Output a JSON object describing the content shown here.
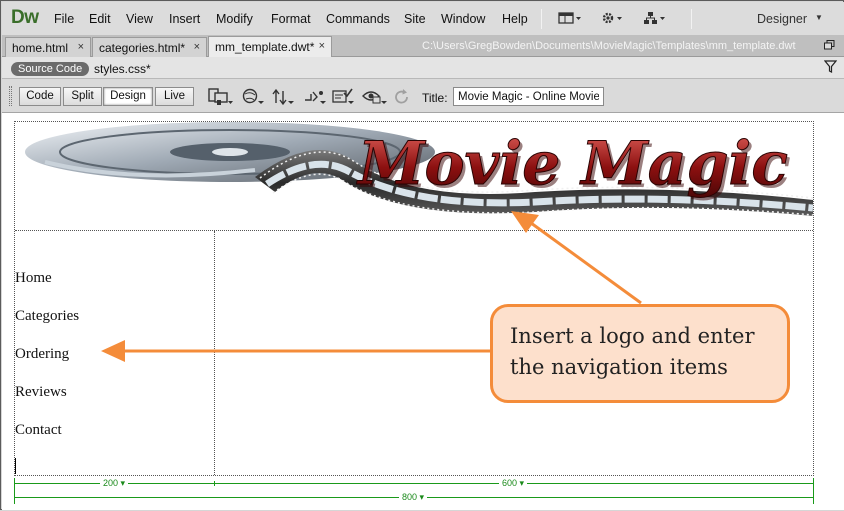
{
  "app": {
    "logo": "Dw",
    "workspace": "Designer"
  },
  "menu": [
    "File",
    "Edit",
    "View",
    "Insert",
    "Modify",
    "Format",
    "Commands",
    "Site",
    "Window",
    "Help"
  ],
  "toolbar_icons": [
    "layout-icon",
    "settings-gear-icon",
    "site-structure-icon"
  ],
  "tabs": [
    {
      "label": "home.html",
      "active": false
    },
    {
      "label": "categories.html*",
      "active": false
    },
    {
      "label": "mm_template.dwt*",
      "active": true
    }
  ],
  "tab_close_glyph": "×",
  "file_path": "C:\\Users\\GregBowden\\Documents\\MovieMagic\\Templates\\mm_template.dwt",
  "related_files": {
    "source_code": "Source Code",
    "file": "styles.css*"
  },
  "view_buttons": [
    {
      "label": "Code",
      "active": false
    },
    {
      "label": "Split",
      "active": false
    },
    {
      "label": "Design",
      "active": true
    },
    {
      "label": "Live",
      "active": false
    }
  ],
  "document_title": {
    "label": "Title:",
    "value": "Movie Magic - Online Movies"
  },
  "design": {
    "logo_text": "Movie Magic",
    "nav_items": [
      "Home",
      "Categories",
      "Ordering",
      "Reviews",
      "Contact"
    ],
    "width_labels": {
      "left": "200",
      "right": "600",
      "total": "800"
    }
  },
  "callout": {
    "line1": "Insert a logo and enter",
    "line2": "the navigation items"
  },
  "colors": {
    "accent": "#f48c3a",
    "callout_fill": "#fde0cc",
    "width_guide": "#1a9a1a",
    "logo_red": "#8c1010"
  }
}
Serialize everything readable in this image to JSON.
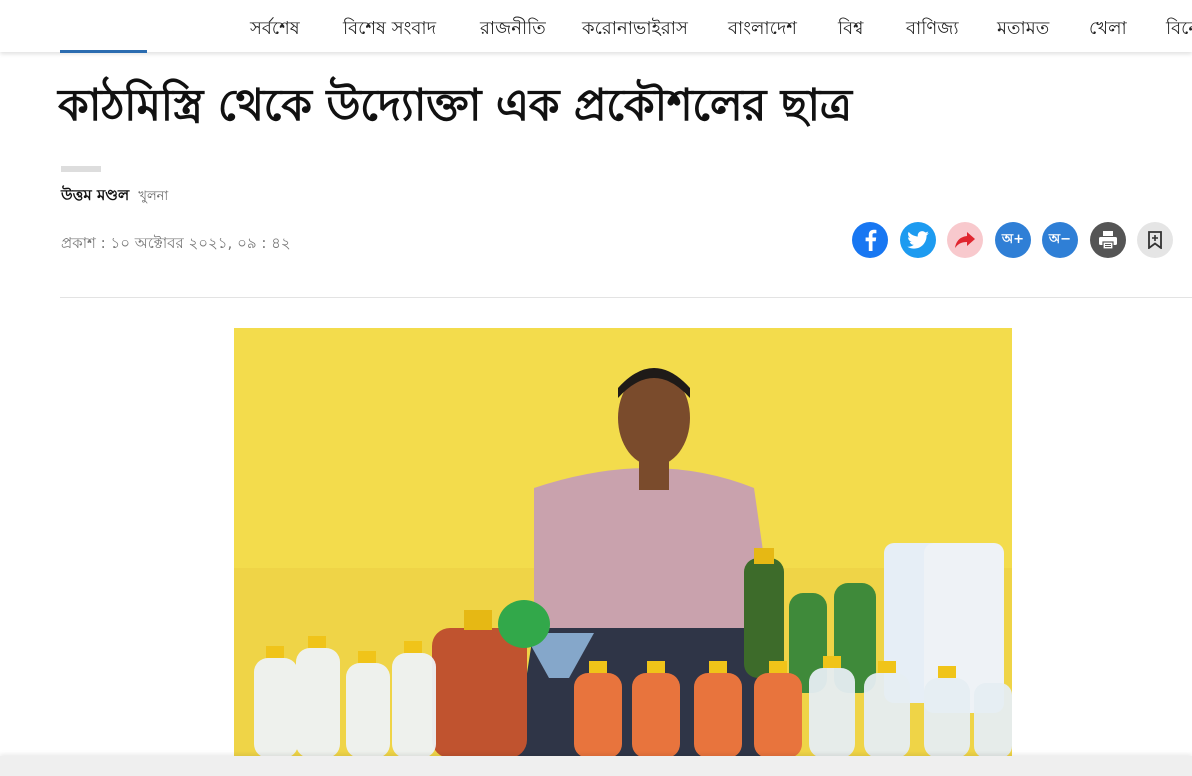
{
  "nav": {
    "items": [
      "সর্বশেষ",
      "বিশেষ সংবাদ",
      "রাজনীতি",
      "করোনাভাইরাস",
      "বাংলাদেশ",
      "বিশ্ব",
      "বাণিজ্য",
      "মতামত",
      "খেলা",
      "বিনো"
    ]
  },
  "article": {
    "headline": "কাঠমিস্ত্রি থেকে উদ্যোক্তা এক প্রকৌশলের ছাত্র",
    "author": "উত্তম মণ্ডল",
    "location": "খুলনা",
    "published": "প্রকাশ : ১০ অক্টোবর ২০২১, ০৯ : ৪২"
  },
  "share": {
    "font_increase": "অ+",
    "font_decrease": "অ−"
  },
  "colors": {
    "facebook": "#1877f2",
    "twitter": "#1d9bf0",
    "share": "#f8c9cd",
    "font_buttons": "#2f7fd6",
    "print": "#555555",
    "bookmark": "#e5e5e5",
    "accent": "#2b6cb0"
  },
  "icons": [
    "facebook-icon",
    "twitter-icon",
    "share-arrow-icon",
    "print-icon",
    "bookmark-icon"
  ]
}
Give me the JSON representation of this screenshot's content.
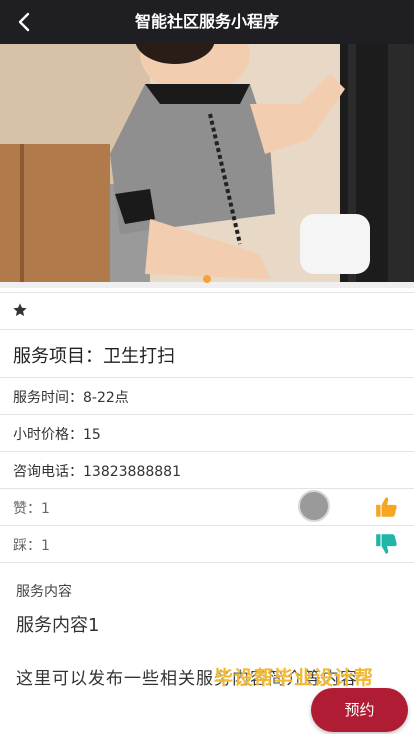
{
  "header": {
    "title": "智能社区服务小程序"
  },
  "service": {
    "name": "服务项目：卫生打扫",
    "time": "服务时间：8-22点",
    "price": "小时价格：15",
    "phone": "咨询电话：13823888881",
    "likes": "赞：1",
    "dislikes": "踩：1"
  },
  "content": {
    "label": "服务内容",
    "title": "服务内容1",
    "description": "这里可以发布一些相关服务内容简介等内容"
  },
  "watermark": "毕设帮毕业设计帮",
  "actions": {
    "book_label": "预约"
  },
  "colors": {
    "nav_bg": "#1f1f23",
    "accent": "#b01c34",
    "like": "#f5a623",
    "dislike": "#1fb5a8",
    "dot": "#f1a33a"
  },
  "icons": [
    "back-icon",
    "star-icon",
    "thumbs-up-icon",
    "thumbs-down-icon"
  ]
}
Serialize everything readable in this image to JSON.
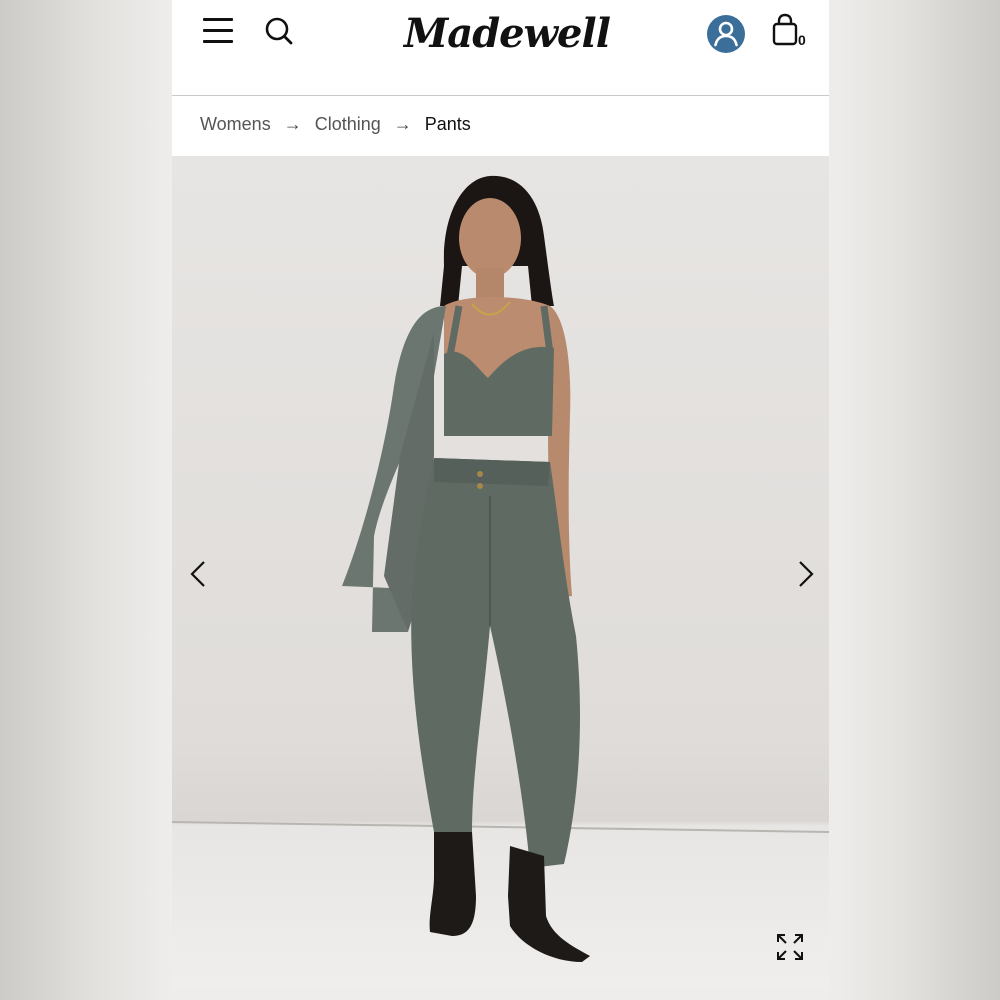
{
  "header": {
    "logo_text": "Madewell",
    "bag_count": "0",
    "icons": {
      "menu": "hamburger-menu-icon",
      "search": "search-icon",
      "account": "user-account-icon",
      "bag": "shopping-bag-icon"
    },
    "account_color": "#3b6e99"
  },
  "breadcrumb": {
    "items": [
      "Womens",
      "Clothing",
      "Pants"
    ],
    "separator": "→"
  },
  "product_gallery": {
    "image_description": "Model wearing a sage green cropped bralette top and high-rise pleated tapered pants with matching blazer over shoulder and black ankle boots",
    "icons": {
      "prev": "chevron-left-icon",
      "next": "chevron-right-icon",
      "expand": "expand-arrows-icon"
    },
    "garment_color": "#5f6a63"
  }
}
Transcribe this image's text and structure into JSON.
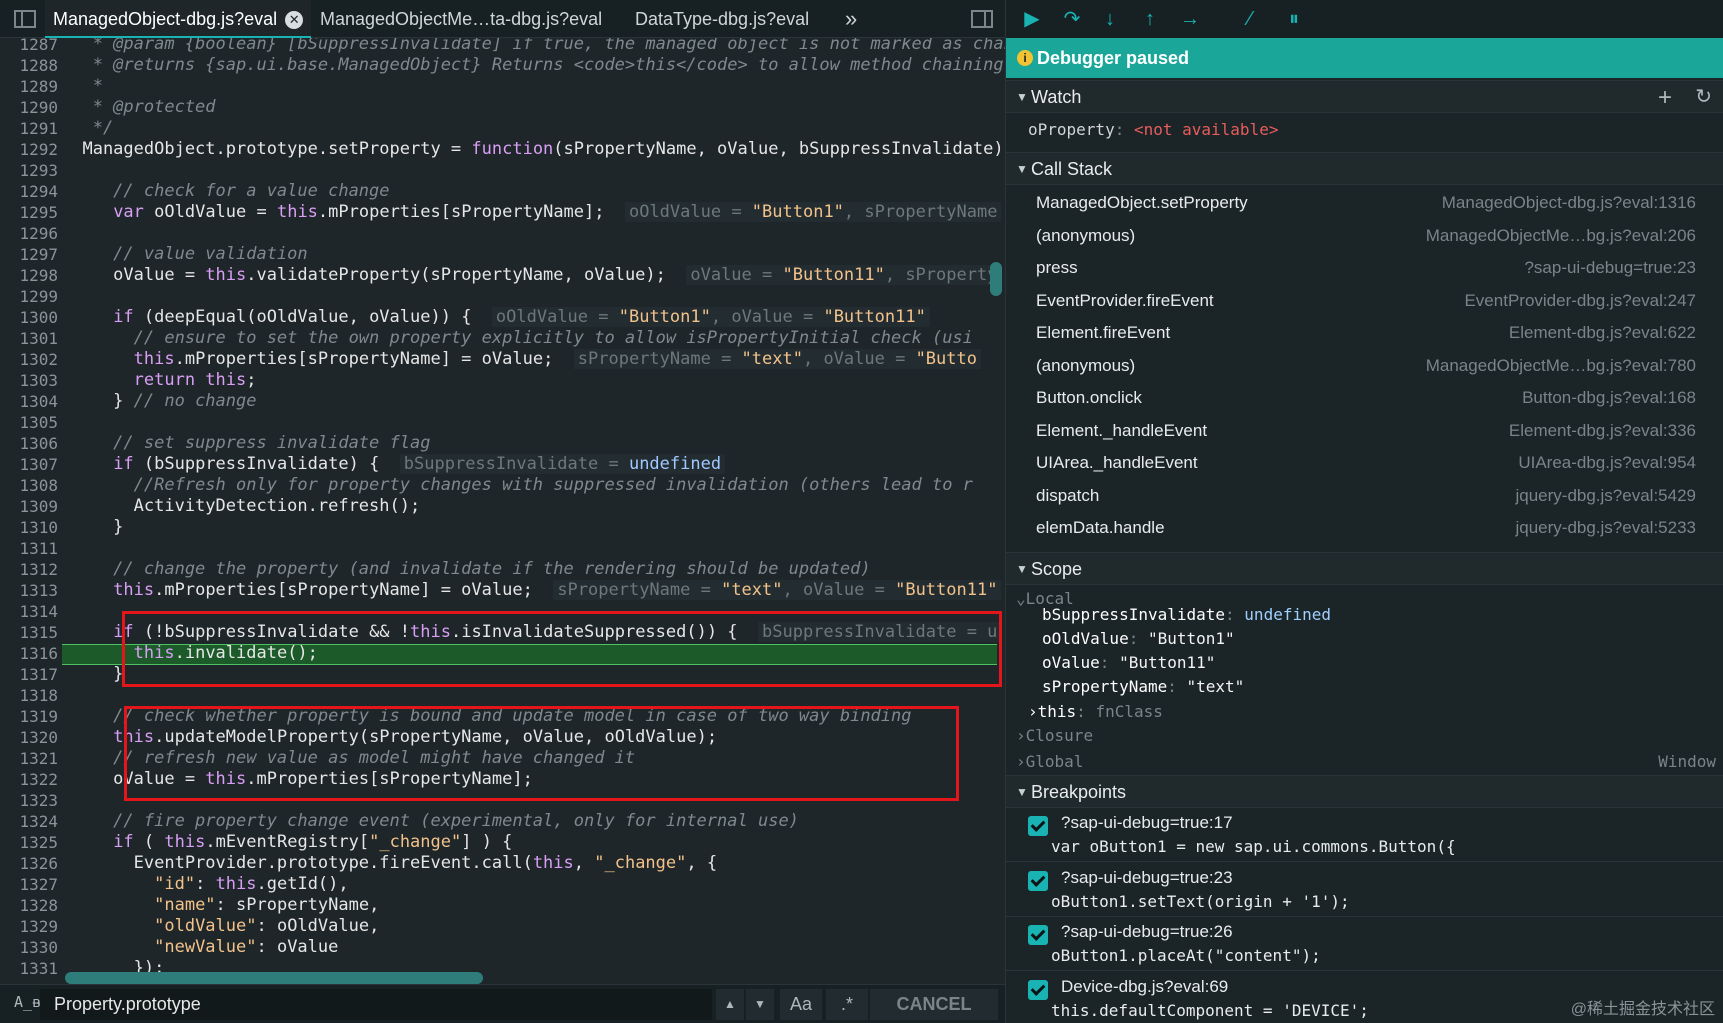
{
  "tabs": [
    {
      "label": "ManagedObject-dbg.js?eval",
      "active": true
    },
    {
      "label": "ManagedObjectMe…ta-dbg.js?eval",
      "active": false
    },
    {
      "label": "DataType-dbg.js?eval",
      "active": false
    }
  ],
  "tabs_more": "»",
  "editor": {
    "first_line": 1287,
    "lines": [
      {
        "n": "1287",
        "html": "<span class='cm'>   * @param {boolean} [bSuppressInvalidate] if true, the managed object is not marked as changed</span>"
      },
      {
        "n": "1288",
        "html": "<span class='cm'>   * @returns {sap.ui.base.ManagedObject} Returns &lt;code&gt;this&lt;/code&gt; to allow method chaining</span>"
      },
      {
        "n": "1289",
        "html": "<span class='cm'>   *</span>"
      },
      {
        "n": "1290",
        "html": "<span class='cm'>   * @protected</span>"
      },
      {
        "n": "1291",
        "html": "<span class='cm'>   */</span>"
      },
      {
        "n": "1292",
        "html": "  ManagedObject.prototype.setProperty = <span class='kw'>function</span>(sPropertyName, oValue, bSuppressInvalidate) {"
      },
      {
        "n": "1293",
        "html": ""
      },
      {
        "n": "1294",
        "html": "<span class='cm'>     // check for a value change</span>"
      },
      {
        "n": "1295",
        "html": "     <span class='kw'>var</span> oOldValue = <span class='kw'>this</span>.mProperties[sPropertyName];  <span class='inl'>oOldValue = <span class='st'>\"Button1\"</span>, sPropertyName</span>"
      },
      {
        "n": "1296",
        "html": ""
      },
      {
        "n": "1297",
        "html": "<span class='cm'>     // value validation</span>"
      },
      {
        "n": "1298",
        "html": "     oValue = <span class='kw'>this</span>.validateProperty(sPropertyName, oValue);  <span class='inl'>oValue = <span class='st'>\"Button11\"</span>, sProperty</span>"
      },
      {
        "n": "1299",
        "html": ""
      },
      {
        "n": "1300",
        "html": "     <span class='kw'>if</span> (deepEqual(oOldValue, oValue)) {  <span class='inl'>oOldValue = <span class='st'>\"Button1\"</span>, oValue = <span class='st'>\"Button11\"</span></span>"
      },
      {
        "n": "1301",
        "html": "<span class='cm'>       // ensure to set the own property explicitly to allow isPropertyInitial check (usi</span>"
      },
      {
        "n": "1302",
        "html": "       <span class='kw'>this</span>.mProperties[sPropertyName] = oValue;  <span class='inl'>sPropertyName = <span class='st'>\"text\"</span>, oValue = <span class='st'>\"Butto</span></span>"
      },
      {
        "n": "1303",
        "html": "       <span class='kw'>return this</span>;"
      },
      {
        "n": "1304",
        "html": "     } <span class='cm'>// no change</span>"
      },
      {
        "n": "1305",
        "html": ""
      },
      {
        "n": "1306",
        "html": "<span class='cm'>     // set suppress invalidate flag</span>"
      },
      {
        "n": "1307",
        "html": "     <span class='kw'>if</span> (bSuppressInvalidate) {  <span class='inl'>bSuppressInvalidate = <span class='kw'>undefined</span></span>"
      },
      {
        "n": "1308",
        "html": "<span class='cm'>       //Refresh only for property changes with suppressed invalidation (others lead to r</span>"
      },
      {
        "n": "1309",
        "html": "       ActivityDetection.refresh();"
      },
      {
        "n": "1310",
        "html": "     }"
      },
      {
        "n": "1311",
        "html": ""
      },
      {
        "n": "1312",
        "html": "<span class='cm'>     // change the property (and invalidate if the rendering should be updated)</span>"
      },
      {
        "n": "1313",
        "html": "     <span class='kw'>this</span>.mProperties[sPropertyName] = oValue;  <span class='inl'>sPropertyName = <span class='st'>\"text\"</span>, oValue = <span class='st'>\"Button11\"</span></span>"
      },
      {
        "n": "1314",
        "html": ""
      },
      {
        "n": "1315",
        "html": "     <span class='kw'>if</span> (!bSuppressInvalidate &amp;&amp; !<span class='kw'>this</span>.isInvalidateSuppressed()) {  <span class='inl'>bSuppressInvalidate = u</span>"
      },
      {
        "n": "1316",
        "html": "       <span class='kw'>this</span>.invalidate();"
      },
      {
        "n": "1317",
        "html": "     }"
      },
      {
        "n": "1318",
        "html": ""
      },
      {
        "n": "1319",
        "html": "<span class='cm'>     // check whether property is bound and update model in case of two way binding</span>"
      },
      {
        "n": "1320",
        "html": "     <span class='kw'>this</span>.updateModelProperty(sPropertyName, oValue, oOldValue);"
      },
      {
        "n": "1321",
        "html": "<span class='cm'>     // refresh new value as model might have changed it</span>"
      },
      {
        "n": "1322",
        "html": "     oValue = <span class='kw'>this</span>.mProperties[sPropertyName];"
      },
      {
        "n": "1323",
        "html": ""
      },
      {
        "n": "1324",
        "html": "<span class='cm'>     // fire property change event (experimental, only for internal use)</span>"
      },
      {
        "n": "1325",
        "html": "     <span class='kw'>if</span> ( <span class='kw'>this</span>.mEventRegistry[<span class='st'>\"_change\"</span>] ) {"
      },
      {
        "n": "1326",
        "html": "       EventProvider.prototype.fireEvent.call(<span class='kw'>this</span>, <span class='st'>\"_change\"</span>, {"
      },
      {
        "n": "1327",
        "html": "         <span class='st'>\"id\"</span>: <span class='kw'>this</span>.getId(),"
      },
      {
        "n": "1328",
        "html": "         <span class='st'>\"name\"</span>: sPropertyName,"
      },
      {
        "n": "1329",
        "html": "         <span class='st'>\"oldValue\"</span>: oOldValue,"
      },
      {
        "n": "1330",
        "html": "         <span class='st'>\"newValue\"</span>: oValue"
      },
      {
        "n": "1331",
        "html": "       });"
      }
    ],
    "paused_line": "1316"
  },
  "search": {
    "value": "Property.prototype",
    "case_label": "Aa",
    "regex_label": ".*",
    "cancel_label": "CANCEL"
  },
  "debugger": {
    "paused_label": "Debugger paused",
    "watch": {
      "title": "Watch",
      "add_label": "+",
      "items": [
        {
          "name": "oProperty",
          "value": "<not available>"
        }
      ]
    },
    "call_stack": {
      "title": "Call Stack",
      "frames": [
        {
          "fn": "ManagedObject.setProperty",
          "loc": "ManagedObject-dbg.js?eval:1316"
        },
        {
          "fn": "(anonymous)",
          "loc": "ManagedObjectMe…bg.js?eval:206"
        },
        {
          "fn": "press",
          "loc": "?sap-ui-debug=true:23"
        },
        {
          "fn": "EventProvider.fireEvent",
          "loc": "EventProvider-dbg.js?eval:247"
        },
        {
          "fn": "Element.fireEvent",
          "loc": "Element-dbg.js?eval:622"
        },
        {
          "fn": "(anonymous)",
          "loc": "ManagedObjectMe…bg.js?eval:780"
        },
        {
          "fn": "Button.onclick",
          "loc": "Button-dbg.js?eval:168"
        },
        {
          "fn": "Element._handleEvent",
          "loc": "Element-dbg.js?eval:336"
        },
        {
          "fn": "UIArea._handleEvent",
          "loc": "UIArea-dbg.js?eval:954"
        },
        {
          "fn": "dispatch",
          "loc": "jquery-dbg.js?eval:5429"
        },
        {
          "fn": "elemData.handle",
          "loc": "jquery-dbg.js?eval:5233"
        }
      ]
    },
    "scope": {
      "title": "Scope",
      "local_label": "Local",
      "vars": [
        {
          "name": "bSuppressInvalidate",
          "value": "undefined",
          "kind": "undef"
        },
        {
          "name": "oOldValue",
          "value": "\"Button1\"",
          "kind": "str"
        },
        {
          "name": "oValue",
          "value": "\"Button11\"",
          "kind": "str"
        },
        {
          "name": "sPropertyName",
          "value": "\"text\"",
          "kind": "str"
        }
      ],
      "this_name": "this",
      "this_value": "fnClass",
      "closure_label": "Closure",
      "global_label": "Global",
      "global_value": "Window"
    },
    "breakpoints": {
      "title": "Breakpoints",
      "items": [
        {
          "loc": "?sap-ui-debug=true:17",
          "code": "var oButton1 = new sap.ui.commons.Button({"
        },
        {
          "loc": "?sap-ui-debug=true:23",
          "code": "oButton1.setText(origin + '1');"
        },
        {
          "loc": "?sap-ui-debug=true:26",
          "code": "oButton1.placeAt(\"content\");"
        },
        {
          "loc": "Device-dbg.js?eval:69",
          "code": "this.defaultComponent = 'DEVICE';"
        }
      ]
    }
  },
  "watermark": "@稀土掘金技术社区",
  "colors": {
    "accent": "#19b3b3",
    "paused_bg": "#1aa79a",
    "exec_line": "#1d5a2a",
    "highlight_box": "#e3161b"
  }
}
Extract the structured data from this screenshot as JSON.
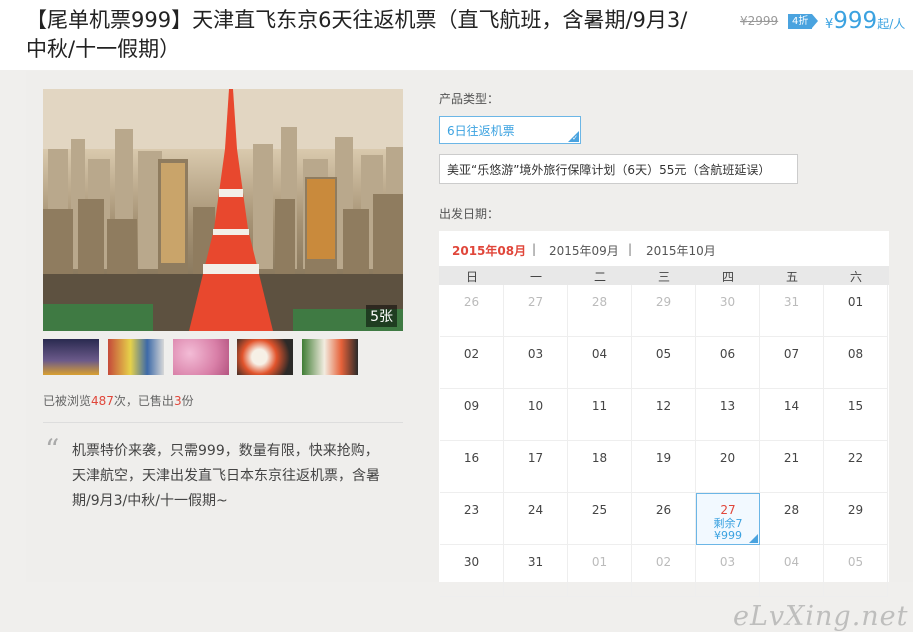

To be done: Return every line above that contains the word "Element".

Answer to the exercise:
          "fn": "Element.fireEvent",
          "loc": "Element-dbg.js?eval:622"
          "fn": "Element._handleEvent",
          "loc": "Element-dbg.js?eval:336"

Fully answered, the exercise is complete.